start DATASET CONTENT

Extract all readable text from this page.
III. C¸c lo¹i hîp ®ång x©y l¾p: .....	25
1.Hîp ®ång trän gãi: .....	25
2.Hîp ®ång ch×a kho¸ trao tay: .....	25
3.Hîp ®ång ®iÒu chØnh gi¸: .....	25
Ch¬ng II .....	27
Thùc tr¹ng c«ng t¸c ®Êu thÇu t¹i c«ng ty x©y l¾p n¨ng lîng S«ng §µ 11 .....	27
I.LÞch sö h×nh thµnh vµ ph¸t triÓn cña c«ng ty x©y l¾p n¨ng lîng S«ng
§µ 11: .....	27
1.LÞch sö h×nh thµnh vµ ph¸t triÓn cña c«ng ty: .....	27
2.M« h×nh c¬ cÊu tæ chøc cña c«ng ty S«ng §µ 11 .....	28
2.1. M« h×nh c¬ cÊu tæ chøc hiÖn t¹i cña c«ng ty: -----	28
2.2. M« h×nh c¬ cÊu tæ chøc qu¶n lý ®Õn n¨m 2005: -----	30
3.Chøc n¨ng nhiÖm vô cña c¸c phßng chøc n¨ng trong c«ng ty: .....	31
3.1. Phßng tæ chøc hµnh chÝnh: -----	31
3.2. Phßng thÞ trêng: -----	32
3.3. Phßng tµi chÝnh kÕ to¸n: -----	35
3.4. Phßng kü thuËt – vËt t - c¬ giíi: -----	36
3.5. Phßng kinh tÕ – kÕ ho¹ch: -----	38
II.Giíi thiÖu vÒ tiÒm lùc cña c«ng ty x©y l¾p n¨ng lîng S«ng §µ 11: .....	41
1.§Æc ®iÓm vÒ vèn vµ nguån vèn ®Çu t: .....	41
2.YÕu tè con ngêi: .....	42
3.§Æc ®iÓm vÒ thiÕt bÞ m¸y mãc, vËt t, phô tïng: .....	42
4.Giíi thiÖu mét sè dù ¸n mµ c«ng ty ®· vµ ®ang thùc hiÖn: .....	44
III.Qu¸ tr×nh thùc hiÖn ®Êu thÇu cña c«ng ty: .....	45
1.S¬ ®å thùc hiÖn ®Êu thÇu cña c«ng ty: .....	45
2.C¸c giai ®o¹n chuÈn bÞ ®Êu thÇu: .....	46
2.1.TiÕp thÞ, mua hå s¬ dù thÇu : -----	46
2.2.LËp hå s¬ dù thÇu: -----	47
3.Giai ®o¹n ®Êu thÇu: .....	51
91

end DATASET CONTENT

SET TASK:
Check each line above for the string "lîng" and report how many lines have it, giving only the number.

EXERCISE ANSWER:
3